* EXERCISE
A verbatim copy of the records is required, with all pictures left out.

***

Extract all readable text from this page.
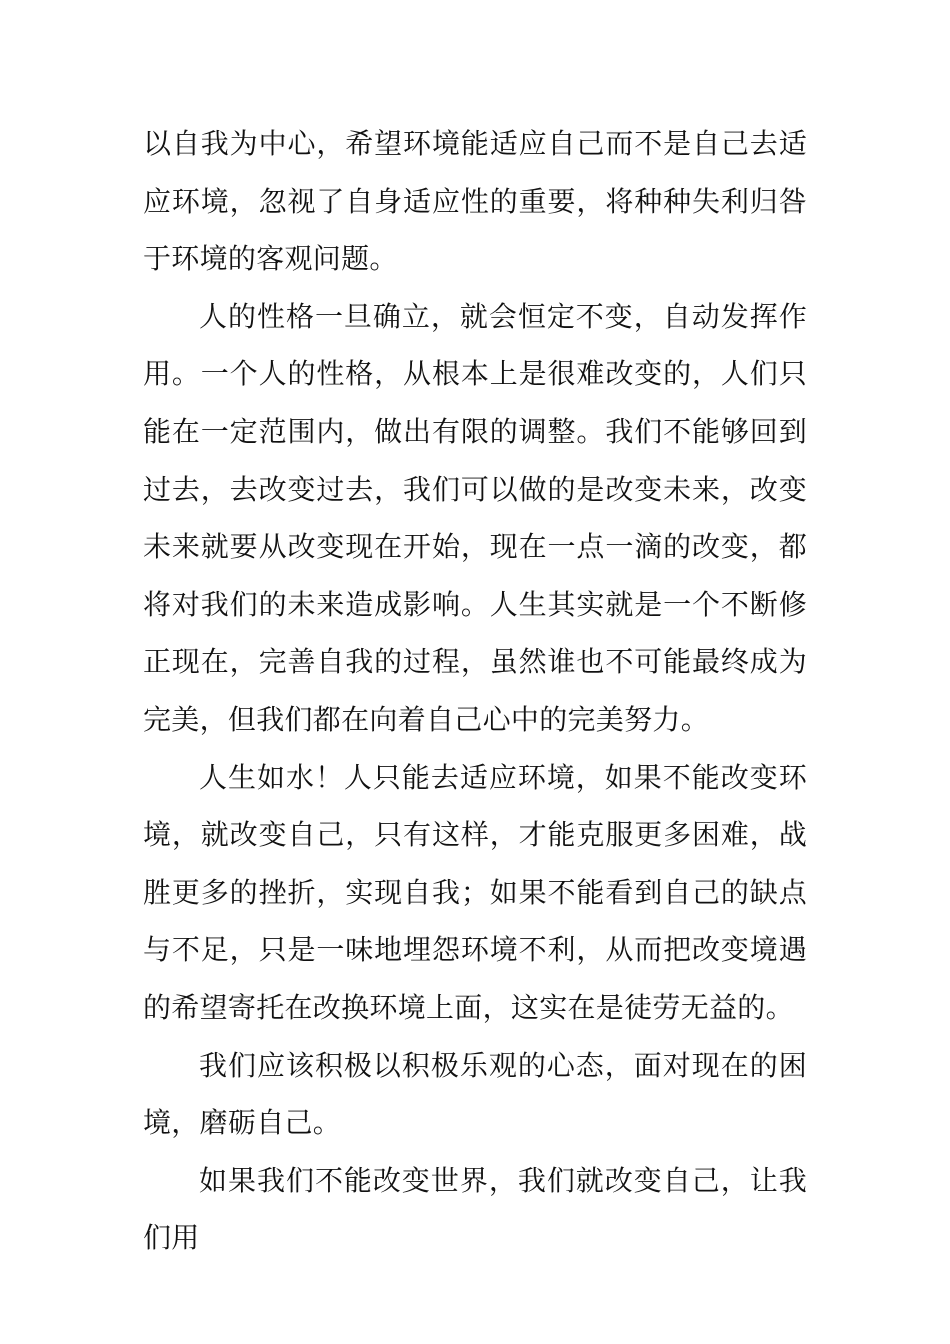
以自我为中心，希望环境能适应自己而不是自己去适应环境，忽视了自身适应性的重要，将种种失利归咎于环境的客观问题。

人的性格一旦确立，就会恒定不变，自动发挥作用。一个人的性格，从根本上是很难改变的，人们只能在一定范围内，做出有限的调整。我们不能够回到过去，去改变过去，我们可以做的是改变未来，改变未来就要从改变现在开始，现在一点一滴的改变，都将对我们的未来造成影响。人生其实就是一个不断修正现在，完善自我的过程，虽然谁也不可能最终成为完美，但我们都在向着自己心中的完美努力。

人生如水！人只能去适应环境，如果不能改变环境，就改变自己，只有这样，才能克服更多困难，战胜更多的挫折，实现自我；如果不能看到自己的缺点与不足，只是一味地埋怨环境不利，从而把改变境遇的希望寄托在改换环境上面，这实在是徒劳无益的。

我们应该积极以积极乐观的心态，面对现在的困境，磨砺自己。

如果我们不能改变世界，我们就改变自己，让我们用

***

* REPLY TO THE TASK
Extract all readable text from this page.
以自我为中心，希望环境能适应自己而不是自己去适应环境，忽视了自身适应性的重要，将种种失利归咎于环境的客观问题。

人的性格一旦确立，就会恒定不变，自动发挥作用。一个人的性格，从根本上是很难改变的，人们只能在一定范围内，做出有限的调整。我们不能够回到过去，去改变过去，我们可以做的是改变未来，改变未来就要从改变现在开始，现在一点一滴的改变，都将对我们的未来造成影响。人生其实就是一个不断修正现在，完善自我的过程，虽然谁也不可能最终成为完美，但我们都在向着自己心中的完美努力。

人生如水！人只能去适应环境，如果不能改变环境，就改变自己，只有这样，才能克服更多困难，战胜更多的挫折，实现自我；如果不能看到自己的缺点与不足，只是一味地埋怨环境不利，从而把改变境遇的希望寄托在改换环境上面，这实在是徒劳无益的。

我们应该积极以积极乐观的心态，面对现在的困境，磨砺自己。

如果我们不能改变世界，我们就改变自己，让我们用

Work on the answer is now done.